■ WRITTEN PROBLEM:
Lines that include the word "odporúčania" are the ones to copy.
══ DATA LINES ══
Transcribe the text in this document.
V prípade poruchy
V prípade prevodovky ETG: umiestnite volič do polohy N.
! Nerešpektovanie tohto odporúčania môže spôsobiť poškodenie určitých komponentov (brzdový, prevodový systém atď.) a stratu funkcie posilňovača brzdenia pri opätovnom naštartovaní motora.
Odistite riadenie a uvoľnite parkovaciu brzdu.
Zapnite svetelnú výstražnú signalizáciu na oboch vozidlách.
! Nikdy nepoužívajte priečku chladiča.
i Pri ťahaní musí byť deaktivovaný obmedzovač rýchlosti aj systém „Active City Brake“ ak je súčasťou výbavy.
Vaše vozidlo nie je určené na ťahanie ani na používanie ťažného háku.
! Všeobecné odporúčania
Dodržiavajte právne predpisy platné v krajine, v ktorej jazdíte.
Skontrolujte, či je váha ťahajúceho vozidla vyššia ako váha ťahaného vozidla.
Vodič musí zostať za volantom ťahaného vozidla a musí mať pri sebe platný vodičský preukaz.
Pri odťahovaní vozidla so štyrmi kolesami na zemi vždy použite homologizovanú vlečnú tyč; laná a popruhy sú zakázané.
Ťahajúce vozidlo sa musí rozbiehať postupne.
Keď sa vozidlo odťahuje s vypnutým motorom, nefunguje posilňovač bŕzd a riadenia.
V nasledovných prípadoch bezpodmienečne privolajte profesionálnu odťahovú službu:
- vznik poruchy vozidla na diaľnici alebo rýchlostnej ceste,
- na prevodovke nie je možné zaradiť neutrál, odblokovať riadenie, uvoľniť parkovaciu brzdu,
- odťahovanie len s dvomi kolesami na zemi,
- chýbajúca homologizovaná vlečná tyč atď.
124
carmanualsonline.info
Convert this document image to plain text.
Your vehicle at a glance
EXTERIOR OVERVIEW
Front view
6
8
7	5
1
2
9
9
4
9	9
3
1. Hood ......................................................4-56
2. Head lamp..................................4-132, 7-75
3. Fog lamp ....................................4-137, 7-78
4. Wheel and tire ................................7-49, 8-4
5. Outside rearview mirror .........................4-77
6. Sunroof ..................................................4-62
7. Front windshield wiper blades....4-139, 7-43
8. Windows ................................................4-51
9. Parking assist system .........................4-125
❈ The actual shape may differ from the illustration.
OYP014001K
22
═══
■ RESPONSE BELOW:
! Nerešpektovanie tohto odporúčania môže spôsobiť poškodenie určitých komponentov (brzdový, prevodový systém atď.) a stratu funkcie posilňovača brzdenia pri opätovnom naštartovaní motora.
! Všeobecné odporúčania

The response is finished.